#### [MATERIAL PROVIDED]

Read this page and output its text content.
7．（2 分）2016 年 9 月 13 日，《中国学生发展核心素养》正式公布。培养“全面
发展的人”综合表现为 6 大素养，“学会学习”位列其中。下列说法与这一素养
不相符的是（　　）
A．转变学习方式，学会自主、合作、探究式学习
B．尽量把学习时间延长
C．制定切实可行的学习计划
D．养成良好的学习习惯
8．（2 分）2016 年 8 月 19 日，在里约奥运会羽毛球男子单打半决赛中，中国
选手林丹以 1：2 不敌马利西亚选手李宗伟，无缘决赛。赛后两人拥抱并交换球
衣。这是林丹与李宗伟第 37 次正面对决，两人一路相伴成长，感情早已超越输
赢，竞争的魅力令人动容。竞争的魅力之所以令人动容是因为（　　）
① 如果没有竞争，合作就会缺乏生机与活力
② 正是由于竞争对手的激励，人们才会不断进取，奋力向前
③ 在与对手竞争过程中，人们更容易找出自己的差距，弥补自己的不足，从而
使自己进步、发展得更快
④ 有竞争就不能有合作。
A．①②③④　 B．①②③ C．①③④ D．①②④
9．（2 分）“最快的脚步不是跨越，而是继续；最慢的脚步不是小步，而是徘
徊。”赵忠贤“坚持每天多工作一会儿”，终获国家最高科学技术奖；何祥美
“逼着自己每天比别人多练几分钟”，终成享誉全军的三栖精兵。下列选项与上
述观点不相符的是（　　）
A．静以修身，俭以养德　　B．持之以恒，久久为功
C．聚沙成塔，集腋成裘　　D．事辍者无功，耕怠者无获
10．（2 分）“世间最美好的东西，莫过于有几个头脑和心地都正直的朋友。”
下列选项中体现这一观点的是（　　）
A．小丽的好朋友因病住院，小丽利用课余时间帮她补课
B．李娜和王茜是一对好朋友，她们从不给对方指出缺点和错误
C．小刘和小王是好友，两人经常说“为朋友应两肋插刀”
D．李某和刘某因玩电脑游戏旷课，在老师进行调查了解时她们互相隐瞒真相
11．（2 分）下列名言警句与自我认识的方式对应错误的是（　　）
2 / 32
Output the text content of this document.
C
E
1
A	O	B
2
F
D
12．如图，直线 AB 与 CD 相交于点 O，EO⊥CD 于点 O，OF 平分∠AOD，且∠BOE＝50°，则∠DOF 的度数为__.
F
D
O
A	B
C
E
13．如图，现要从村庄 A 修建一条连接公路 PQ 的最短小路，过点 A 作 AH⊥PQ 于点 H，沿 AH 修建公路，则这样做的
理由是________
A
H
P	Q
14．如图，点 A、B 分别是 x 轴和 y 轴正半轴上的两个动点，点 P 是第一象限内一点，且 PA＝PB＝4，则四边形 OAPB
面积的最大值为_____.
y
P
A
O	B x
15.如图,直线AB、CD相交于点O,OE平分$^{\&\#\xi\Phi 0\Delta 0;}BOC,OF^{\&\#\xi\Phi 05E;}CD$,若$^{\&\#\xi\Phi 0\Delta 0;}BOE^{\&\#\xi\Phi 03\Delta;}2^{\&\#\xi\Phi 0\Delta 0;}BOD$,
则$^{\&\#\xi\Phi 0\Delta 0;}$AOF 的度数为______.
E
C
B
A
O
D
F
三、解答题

#### [EXERCISE TASK]
For each line of the listing that holds the word "text", show that line.

#### [THE SOLUTION]
Read this page and output its text content.
Output the text content of this document.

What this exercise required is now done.